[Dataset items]
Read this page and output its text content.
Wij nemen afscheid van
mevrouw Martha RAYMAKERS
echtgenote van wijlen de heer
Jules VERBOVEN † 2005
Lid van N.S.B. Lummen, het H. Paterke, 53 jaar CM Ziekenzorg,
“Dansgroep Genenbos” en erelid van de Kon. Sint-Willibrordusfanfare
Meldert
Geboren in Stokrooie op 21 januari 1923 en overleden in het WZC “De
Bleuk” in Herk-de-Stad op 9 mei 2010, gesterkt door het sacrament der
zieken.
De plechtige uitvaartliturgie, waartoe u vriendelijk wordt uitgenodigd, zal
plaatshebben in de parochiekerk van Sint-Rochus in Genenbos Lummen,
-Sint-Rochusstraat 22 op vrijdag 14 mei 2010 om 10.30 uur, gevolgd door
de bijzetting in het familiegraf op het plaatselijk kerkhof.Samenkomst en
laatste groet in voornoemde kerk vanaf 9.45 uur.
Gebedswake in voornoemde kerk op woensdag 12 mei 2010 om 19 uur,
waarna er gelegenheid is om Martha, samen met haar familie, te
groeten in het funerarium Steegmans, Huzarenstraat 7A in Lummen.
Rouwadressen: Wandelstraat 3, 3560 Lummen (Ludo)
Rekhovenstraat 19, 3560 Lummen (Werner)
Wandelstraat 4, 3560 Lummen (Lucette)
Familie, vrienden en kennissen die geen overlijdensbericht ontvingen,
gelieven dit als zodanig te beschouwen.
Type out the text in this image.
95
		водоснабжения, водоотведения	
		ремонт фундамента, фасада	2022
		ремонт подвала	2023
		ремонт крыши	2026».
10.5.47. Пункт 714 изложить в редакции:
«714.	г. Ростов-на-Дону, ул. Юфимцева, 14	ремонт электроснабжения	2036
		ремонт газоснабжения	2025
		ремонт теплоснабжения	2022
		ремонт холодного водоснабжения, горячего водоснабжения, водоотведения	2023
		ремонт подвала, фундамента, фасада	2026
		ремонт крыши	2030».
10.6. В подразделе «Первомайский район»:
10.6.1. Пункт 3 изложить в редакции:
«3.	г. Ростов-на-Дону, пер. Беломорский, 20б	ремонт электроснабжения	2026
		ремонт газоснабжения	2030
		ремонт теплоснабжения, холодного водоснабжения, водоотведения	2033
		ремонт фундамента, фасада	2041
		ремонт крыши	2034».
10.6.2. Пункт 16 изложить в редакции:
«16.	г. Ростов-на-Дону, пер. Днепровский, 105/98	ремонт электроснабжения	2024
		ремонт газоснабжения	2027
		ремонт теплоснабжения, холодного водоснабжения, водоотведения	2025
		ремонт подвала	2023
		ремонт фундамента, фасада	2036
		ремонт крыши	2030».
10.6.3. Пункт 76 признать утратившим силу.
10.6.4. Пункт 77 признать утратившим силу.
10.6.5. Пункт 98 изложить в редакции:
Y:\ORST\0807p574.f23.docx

# EXERCISE DESCRIPTION
Give the number of lines containing the word "утратившим". No other answer is needed.

# ANSWER FOR THE TASK
2